(Data entries for graphics)
[start]
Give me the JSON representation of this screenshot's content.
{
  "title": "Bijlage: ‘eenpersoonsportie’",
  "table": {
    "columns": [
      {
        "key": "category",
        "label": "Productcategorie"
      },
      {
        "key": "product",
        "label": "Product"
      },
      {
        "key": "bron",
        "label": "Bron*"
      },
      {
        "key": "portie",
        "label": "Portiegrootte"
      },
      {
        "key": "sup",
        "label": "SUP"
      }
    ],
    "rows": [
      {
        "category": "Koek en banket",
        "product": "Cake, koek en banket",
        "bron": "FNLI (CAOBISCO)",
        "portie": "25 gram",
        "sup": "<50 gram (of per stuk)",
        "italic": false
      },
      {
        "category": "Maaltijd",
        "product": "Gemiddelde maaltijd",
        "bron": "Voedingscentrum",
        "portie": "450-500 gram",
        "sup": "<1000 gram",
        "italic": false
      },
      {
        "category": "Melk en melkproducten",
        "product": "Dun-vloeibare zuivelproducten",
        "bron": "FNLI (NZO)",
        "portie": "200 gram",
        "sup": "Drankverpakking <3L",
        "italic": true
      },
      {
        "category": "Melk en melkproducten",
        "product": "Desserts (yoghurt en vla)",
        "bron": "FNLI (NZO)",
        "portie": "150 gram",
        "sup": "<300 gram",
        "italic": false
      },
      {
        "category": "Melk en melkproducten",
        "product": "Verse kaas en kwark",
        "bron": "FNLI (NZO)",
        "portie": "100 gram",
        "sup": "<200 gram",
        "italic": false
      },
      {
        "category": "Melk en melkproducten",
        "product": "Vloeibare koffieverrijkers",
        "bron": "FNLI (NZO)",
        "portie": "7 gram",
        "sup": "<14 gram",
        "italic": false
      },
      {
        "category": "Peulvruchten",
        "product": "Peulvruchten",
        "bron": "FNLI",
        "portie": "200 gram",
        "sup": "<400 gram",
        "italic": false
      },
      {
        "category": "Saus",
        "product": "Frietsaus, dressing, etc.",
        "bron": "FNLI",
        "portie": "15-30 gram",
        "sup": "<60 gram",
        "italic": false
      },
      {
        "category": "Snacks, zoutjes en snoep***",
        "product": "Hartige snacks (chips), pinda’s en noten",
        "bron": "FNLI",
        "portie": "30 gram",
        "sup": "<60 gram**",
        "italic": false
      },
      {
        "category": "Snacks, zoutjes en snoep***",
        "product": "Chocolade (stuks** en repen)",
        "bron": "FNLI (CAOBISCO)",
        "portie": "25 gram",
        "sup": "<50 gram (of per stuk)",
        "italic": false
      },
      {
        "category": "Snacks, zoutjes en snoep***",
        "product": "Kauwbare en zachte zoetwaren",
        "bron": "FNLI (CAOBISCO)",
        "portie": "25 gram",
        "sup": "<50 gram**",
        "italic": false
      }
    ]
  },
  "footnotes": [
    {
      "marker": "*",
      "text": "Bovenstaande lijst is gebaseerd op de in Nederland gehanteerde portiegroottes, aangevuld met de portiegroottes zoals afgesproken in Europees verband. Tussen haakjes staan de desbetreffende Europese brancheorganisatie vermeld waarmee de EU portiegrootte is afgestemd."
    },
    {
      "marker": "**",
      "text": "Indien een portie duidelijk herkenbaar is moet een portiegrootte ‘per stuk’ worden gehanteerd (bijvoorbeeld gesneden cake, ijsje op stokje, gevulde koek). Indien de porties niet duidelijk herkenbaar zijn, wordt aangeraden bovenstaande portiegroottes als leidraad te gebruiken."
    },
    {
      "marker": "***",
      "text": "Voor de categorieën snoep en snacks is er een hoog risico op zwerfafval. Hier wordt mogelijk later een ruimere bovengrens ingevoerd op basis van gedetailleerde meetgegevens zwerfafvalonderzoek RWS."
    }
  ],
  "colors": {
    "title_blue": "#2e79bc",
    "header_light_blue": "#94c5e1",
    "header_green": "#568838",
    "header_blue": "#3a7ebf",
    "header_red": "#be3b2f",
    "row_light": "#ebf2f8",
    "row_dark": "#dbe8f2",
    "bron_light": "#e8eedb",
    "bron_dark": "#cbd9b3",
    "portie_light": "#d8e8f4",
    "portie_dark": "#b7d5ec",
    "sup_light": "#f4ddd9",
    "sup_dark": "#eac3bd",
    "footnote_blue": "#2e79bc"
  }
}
[end]
[Aim] Filter for "label". Return all lines that hold it.

[Solution below]
        "label": "Productcategorie"
        "label": "Product"
        "label": "Bron*"
        "label": "Portiegrootte"
        "label": "SUP"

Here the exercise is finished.